■ INSTRUCTIONS TO FOLLOW ■
Extract all lines containing "deduct".

■ INPUT ROWS ■
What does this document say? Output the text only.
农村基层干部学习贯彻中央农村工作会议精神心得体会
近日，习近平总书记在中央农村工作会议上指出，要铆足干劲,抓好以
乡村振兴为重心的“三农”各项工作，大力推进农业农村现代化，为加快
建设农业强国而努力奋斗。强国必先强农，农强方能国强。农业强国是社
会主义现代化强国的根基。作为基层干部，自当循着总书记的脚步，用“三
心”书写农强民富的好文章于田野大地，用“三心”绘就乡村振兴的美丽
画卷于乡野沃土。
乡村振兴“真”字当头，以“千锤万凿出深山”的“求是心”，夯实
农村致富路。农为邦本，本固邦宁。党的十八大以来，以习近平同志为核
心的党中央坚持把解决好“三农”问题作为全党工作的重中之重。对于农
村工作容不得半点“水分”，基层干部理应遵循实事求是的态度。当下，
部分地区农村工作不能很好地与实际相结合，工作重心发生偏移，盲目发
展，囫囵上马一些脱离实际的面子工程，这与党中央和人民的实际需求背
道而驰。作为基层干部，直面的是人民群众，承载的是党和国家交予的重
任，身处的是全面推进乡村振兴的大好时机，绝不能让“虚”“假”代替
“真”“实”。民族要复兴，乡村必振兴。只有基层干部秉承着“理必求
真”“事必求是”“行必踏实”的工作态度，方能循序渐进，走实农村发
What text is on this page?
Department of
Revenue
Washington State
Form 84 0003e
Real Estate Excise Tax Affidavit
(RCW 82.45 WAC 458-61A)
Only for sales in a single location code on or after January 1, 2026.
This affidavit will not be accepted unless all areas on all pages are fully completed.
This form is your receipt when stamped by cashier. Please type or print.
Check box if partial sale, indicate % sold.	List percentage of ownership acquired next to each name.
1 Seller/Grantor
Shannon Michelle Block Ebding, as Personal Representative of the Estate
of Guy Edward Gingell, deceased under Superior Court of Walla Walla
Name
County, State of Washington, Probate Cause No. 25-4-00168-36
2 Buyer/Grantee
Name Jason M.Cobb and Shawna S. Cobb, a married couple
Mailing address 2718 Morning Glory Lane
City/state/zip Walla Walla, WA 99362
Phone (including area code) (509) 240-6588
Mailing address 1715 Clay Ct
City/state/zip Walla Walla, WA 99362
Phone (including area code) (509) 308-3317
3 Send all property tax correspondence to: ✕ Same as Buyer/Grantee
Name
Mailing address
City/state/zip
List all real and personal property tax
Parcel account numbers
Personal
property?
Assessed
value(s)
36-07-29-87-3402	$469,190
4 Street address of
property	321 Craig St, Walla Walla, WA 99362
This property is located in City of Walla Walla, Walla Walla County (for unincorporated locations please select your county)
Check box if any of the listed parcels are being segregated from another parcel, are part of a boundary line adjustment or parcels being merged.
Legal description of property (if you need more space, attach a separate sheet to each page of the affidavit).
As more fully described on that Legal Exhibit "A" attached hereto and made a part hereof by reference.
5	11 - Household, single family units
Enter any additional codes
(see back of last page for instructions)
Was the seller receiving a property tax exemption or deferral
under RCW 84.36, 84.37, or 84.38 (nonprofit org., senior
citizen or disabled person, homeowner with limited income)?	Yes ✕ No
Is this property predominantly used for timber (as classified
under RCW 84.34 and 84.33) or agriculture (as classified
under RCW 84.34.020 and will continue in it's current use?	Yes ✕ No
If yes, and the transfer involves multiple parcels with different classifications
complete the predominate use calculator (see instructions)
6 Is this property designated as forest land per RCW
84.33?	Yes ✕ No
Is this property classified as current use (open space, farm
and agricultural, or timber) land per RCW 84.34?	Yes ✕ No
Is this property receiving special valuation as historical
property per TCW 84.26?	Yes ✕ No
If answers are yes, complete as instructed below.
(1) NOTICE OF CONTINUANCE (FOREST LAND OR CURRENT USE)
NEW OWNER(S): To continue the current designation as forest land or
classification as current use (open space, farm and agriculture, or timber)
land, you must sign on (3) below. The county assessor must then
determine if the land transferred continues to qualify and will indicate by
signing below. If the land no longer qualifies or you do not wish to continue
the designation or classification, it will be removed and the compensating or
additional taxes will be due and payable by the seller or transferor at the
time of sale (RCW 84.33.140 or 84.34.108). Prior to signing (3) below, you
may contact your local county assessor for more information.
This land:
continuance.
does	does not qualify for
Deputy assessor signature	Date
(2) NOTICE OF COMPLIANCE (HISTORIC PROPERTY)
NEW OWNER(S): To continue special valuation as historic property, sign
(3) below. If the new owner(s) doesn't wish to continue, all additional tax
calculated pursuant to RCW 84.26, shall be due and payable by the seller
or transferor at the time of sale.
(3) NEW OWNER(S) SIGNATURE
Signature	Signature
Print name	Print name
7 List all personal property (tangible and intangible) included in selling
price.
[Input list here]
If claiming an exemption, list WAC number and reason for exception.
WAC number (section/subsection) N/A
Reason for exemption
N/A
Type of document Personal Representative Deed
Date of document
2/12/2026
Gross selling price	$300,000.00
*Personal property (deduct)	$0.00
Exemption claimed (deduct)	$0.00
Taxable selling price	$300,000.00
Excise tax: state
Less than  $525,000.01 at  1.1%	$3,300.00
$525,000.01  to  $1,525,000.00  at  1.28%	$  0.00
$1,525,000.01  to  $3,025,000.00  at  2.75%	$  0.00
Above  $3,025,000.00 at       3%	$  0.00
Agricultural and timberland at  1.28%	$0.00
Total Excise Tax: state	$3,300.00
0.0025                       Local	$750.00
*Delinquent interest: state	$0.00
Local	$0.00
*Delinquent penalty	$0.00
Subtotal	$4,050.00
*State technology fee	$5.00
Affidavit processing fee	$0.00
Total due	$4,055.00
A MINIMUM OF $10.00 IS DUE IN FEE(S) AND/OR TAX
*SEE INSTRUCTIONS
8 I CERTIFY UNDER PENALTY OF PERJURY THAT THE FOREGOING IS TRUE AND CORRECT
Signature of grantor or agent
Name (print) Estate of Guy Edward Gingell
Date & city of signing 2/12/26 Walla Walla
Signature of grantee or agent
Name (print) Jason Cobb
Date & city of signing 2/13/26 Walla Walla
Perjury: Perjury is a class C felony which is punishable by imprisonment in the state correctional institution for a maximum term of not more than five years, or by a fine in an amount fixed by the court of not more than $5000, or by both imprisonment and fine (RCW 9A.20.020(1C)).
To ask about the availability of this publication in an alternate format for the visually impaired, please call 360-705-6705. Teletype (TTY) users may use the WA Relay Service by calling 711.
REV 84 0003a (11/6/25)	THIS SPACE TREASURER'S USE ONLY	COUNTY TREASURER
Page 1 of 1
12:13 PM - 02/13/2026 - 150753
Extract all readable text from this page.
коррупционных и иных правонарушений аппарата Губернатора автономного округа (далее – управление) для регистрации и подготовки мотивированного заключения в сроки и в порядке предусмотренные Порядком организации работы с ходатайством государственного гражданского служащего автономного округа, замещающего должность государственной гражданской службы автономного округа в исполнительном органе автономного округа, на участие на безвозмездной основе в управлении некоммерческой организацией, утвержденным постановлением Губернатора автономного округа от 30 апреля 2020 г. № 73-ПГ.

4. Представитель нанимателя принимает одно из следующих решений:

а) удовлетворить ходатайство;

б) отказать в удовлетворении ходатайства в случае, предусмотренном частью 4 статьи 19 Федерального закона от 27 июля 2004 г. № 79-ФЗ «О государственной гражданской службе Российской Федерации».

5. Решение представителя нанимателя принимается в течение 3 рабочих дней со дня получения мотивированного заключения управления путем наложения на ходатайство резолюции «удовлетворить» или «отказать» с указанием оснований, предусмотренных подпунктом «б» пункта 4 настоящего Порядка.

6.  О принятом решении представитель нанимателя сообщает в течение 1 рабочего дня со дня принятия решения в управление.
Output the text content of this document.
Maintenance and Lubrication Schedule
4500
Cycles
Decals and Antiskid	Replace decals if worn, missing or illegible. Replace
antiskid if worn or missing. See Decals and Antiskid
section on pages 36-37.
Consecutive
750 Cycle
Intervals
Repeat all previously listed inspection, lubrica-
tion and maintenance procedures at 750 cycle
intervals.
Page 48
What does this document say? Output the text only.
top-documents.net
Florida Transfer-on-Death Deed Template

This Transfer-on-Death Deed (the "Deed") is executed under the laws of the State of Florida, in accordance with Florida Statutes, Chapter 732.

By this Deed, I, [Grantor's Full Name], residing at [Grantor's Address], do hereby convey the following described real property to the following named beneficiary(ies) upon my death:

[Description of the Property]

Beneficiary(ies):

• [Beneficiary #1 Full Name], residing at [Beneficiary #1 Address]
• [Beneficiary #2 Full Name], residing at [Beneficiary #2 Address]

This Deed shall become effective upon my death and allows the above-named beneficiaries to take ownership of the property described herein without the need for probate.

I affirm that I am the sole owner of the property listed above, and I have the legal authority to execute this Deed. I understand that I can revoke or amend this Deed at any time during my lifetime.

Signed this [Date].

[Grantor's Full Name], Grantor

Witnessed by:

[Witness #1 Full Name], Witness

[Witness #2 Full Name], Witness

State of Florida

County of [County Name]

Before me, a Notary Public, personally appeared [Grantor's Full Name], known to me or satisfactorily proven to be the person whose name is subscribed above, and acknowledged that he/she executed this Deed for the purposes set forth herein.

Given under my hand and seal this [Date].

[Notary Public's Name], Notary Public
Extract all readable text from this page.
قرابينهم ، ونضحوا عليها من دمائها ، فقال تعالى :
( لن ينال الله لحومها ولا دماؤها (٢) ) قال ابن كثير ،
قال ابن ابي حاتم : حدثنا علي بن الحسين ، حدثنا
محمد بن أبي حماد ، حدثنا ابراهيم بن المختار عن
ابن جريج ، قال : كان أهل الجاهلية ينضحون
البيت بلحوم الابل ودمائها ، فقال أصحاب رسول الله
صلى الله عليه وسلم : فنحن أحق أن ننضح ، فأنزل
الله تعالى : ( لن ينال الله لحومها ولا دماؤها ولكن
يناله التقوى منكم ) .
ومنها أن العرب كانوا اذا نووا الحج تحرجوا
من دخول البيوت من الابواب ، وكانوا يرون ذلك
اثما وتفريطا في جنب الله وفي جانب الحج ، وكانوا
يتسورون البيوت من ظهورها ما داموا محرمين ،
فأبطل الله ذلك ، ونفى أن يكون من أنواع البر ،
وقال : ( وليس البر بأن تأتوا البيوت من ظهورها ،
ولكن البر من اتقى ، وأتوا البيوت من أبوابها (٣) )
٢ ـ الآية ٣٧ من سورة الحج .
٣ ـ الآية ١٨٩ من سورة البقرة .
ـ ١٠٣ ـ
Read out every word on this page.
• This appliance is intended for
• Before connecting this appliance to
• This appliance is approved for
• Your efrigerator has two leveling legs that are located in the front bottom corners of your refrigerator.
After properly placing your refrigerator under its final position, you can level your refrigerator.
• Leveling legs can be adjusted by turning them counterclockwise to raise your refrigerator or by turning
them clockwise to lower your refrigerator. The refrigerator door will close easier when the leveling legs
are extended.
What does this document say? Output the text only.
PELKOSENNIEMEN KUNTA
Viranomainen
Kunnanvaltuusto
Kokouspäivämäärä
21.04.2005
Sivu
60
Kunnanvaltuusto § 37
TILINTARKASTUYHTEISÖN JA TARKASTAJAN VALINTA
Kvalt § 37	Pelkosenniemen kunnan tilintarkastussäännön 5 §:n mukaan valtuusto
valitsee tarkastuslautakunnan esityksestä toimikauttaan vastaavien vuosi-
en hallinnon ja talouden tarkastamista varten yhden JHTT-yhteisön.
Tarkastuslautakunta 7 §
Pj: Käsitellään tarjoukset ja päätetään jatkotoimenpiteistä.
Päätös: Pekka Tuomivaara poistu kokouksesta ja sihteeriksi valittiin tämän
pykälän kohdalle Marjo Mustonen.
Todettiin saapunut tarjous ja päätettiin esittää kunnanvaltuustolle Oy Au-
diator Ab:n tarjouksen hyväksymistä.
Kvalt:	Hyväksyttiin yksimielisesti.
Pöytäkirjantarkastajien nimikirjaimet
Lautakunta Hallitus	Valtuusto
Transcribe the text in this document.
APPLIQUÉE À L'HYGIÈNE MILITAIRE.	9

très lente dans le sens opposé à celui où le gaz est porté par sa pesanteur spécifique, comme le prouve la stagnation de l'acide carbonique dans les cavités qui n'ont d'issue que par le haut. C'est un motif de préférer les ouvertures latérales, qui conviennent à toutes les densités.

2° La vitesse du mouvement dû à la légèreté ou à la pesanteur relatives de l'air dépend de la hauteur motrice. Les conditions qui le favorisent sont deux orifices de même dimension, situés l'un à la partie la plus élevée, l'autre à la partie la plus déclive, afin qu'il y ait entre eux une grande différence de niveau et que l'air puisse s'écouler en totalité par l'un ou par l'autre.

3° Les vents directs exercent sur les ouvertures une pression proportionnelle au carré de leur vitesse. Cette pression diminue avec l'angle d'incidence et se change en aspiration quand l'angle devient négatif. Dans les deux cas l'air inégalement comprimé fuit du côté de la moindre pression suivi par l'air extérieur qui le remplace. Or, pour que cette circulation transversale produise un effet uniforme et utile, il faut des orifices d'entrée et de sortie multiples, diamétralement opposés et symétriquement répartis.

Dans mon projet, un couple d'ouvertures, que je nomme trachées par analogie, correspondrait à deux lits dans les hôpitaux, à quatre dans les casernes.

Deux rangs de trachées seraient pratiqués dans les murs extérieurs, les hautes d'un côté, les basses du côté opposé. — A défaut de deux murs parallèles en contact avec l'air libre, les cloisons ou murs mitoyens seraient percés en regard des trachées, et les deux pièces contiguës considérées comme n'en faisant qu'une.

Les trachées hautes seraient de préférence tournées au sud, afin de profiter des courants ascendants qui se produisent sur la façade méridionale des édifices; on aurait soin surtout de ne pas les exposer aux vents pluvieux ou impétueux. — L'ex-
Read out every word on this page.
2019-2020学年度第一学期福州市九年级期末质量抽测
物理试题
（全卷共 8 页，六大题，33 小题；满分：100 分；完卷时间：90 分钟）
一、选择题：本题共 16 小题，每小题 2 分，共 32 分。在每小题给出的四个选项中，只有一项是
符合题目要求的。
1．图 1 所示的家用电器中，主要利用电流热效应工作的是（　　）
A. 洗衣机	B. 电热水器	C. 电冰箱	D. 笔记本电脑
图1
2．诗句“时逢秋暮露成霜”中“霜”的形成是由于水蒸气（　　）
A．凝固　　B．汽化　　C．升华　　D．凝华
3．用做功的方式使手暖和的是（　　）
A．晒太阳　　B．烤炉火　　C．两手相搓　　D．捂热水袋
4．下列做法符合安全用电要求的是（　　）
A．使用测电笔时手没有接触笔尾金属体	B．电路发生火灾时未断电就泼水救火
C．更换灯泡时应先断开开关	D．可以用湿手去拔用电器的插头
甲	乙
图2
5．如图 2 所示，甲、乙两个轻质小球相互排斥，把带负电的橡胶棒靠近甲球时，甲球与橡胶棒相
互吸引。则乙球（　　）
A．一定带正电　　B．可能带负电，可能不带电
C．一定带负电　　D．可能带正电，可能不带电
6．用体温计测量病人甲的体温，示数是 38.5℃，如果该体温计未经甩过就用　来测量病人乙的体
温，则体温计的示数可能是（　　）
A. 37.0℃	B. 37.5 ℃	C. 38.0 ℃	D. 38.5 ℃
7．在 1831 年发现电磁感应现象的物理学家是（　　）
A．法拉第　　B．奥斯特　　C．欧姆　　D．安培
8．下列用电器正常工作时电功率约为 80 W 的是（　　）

■ FULL ANSWER ■
*Personal property (deduct)	$0.00
Exemption claimed (deduct)	$0.00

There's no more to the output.